▶ **PROBLEM STATEMENT**: Pictures stay out; everything else in the records below is copied exactly.

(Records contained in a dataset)

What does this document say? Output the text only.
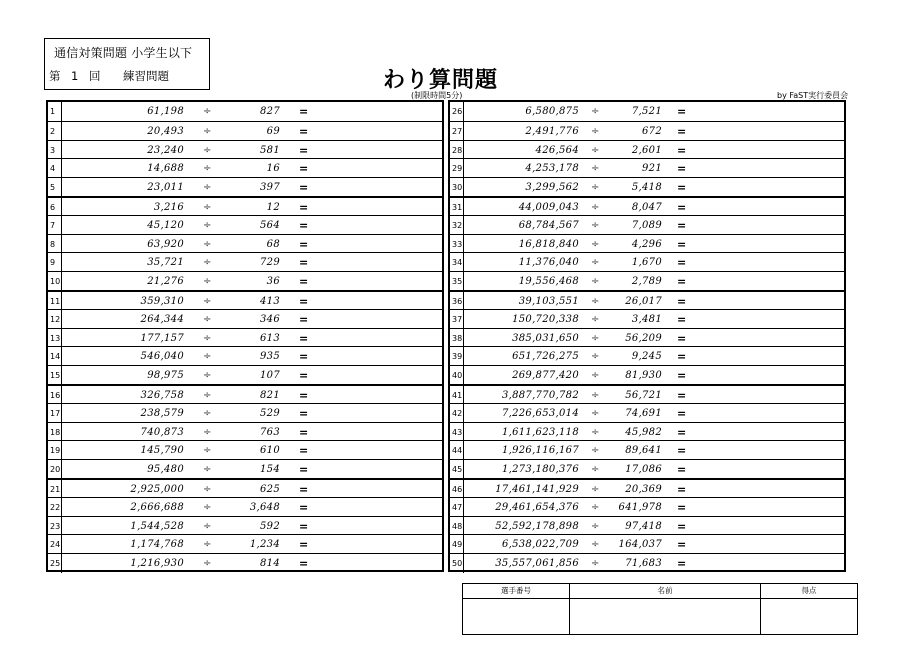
通信対策問題 小学生以下
第 1 回 練習問題	わり算問題
(制限時間5分)	by FaST実行委員会
1	61,198 ÷	827 =
2	20,493 ÷	69 =
3	23,240 ÷	581 =
4	14,688 ÷	16 =
5	23,011 ÷	397 =
6	3,216 ÷	12 =
7	45,120 ÷	564 =
8	63,920 ÷	68 =
9	35,721 ÷	729 =
10	21,276 ÷	36 =
11	359,310 ÷	413 =
12	264,344 ÷	346 =
13	177,157 ÷	613 =
14	546,040 ÷	935 =
15	98,975 ÷	107 =
16	326,758 ÷	821 =
17	238,579 ÷	529 =
18	740,873 ÷	763 =
19	145,790 ÷	610 =
20	95,480 ÷	154 =
21	2,925,000 ÷	625 =
22	2,666,688 ÷	3,648 =
23	1,544,528 ÷	592 =
24	1,174,768 ÷	1,234 =
25	1,216,930 ÷	814 =
26	6,580,875 ÷	7,521 =
27	2,491,776 ÷	672 =
28	426,564 ÷	2,601 =
29	4,253,178 ÷	921 =
30	3,299,562 ÷	5,418 =
31	44,009,043 ÷	8,047 =
32	68,784,567 ÷	7,089 =
33	16,818,840 ÷	4,296 =
34	11,376,040 ÷	1,670 =
35	19,556,468 ÷	2,789 =
36	39,103,551 ÷	26,017 =
37	150,720,338 ÷	3,481 =
38	385,031,650 ÷	56,209 =
39	651,726,275 ÷	9,245 =
40	269,877,420 ÷	81,930 =
41	3,887,770,782 ÷	56,721 =
42	7,226,653,014 ÷	74,691 =
43	1,611,623,118 ÷	45,982 =
44	1,926,116,167 ÷	89,641 =
45	1,273,180,376 ÷	17,086 =
46	17,461,141,929 ÷	20,369 =
47	29,461,654,376 ÷ 641,978 =
48	52,592,178,898 ÷	97,418 =
49	6,538,022,709 ÷ 164,037 =
50	35,557,061,856 ÷	71,683 =
選手番号	名前	得点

▶ **WRITTEN RESPONSE**:
What does this document say? Output the text only.
通信対策問題 小学生以下
第 1 回 練習問題	わり算問題
(制限時間5分)	by FaST実行委員会
1	61,198 ÷	827 =
2	20,493 ÷	69 =
3	23,240 ÷	581 =
4	14,688 ÷	16 =
5	23,011 ÷	397 =
6	3,216 ÷	12 =
7	45,120 ÷	564 =
8	63,920 ÷	68 =
9	35,721 ÷	729 =
10	21,276 ÷	36 =
11	359,310 ÷	413 =
12	264,344 ÷	346 =
13	177,157 ÷	613 =
14	546,040 ÷	935 =
15	98,975 ÷	107 =
16	326,758 ÷	821 =
17	238,579 ÷	529 =
18	740,873 ÷	763 =
19	145,790 ÷	610 =
20	95,480 ÷	154 =
21	2,925,000 ÷	625 =
22	2,666,688 ÷	3,648 =
23	1,544,528 ÷	592 =
24	1,174,768 ÷	1,234 =
25	1,216,930 ÷	814 =
26	6,580,875 ÷	7,521 =
27	2,491,776 ÷	672 =
28	426,564 ÷	2,601 =
29	4,253,178 ÷	921 =
30	3,299,562 ÷	5,418 =
31	44,009,043 ÷	8,047 =
32	68,784,567 ÷	7,089 =
33	16,818,840 ÷	4,296 =
34	11,376,040 ÷	1,670 =
35	19,556,468 ÷	2,789 =
36	39,103,551 ÷	26,017 =
37	150,720,338 ÷	3,481 =
38	385,031,650 ÷	56,209 =
39	651,726,275 ÷	9,245 =
40	269,877,420 ÷	81,930 =
41	3,887,770,782 ÷	56,721 =
42	7,226,653,014 ÷	74,691 =
43	1,611,623,118 ÷	45,982 =
44	1,926,116,167 ÷	89,641 =
45	1,273,180,376 ÷	17,086 =
46	17,461,141,929 ÷	20,369 =
47	29,461,654,376 ÷ 641,978 =
48	52,592,178,898 ÷	97,418 =
49	6,538,022,709 ÷ 164,037 =
50	35,557,061,856 ÷	71,683 =
選手番号	名前	得点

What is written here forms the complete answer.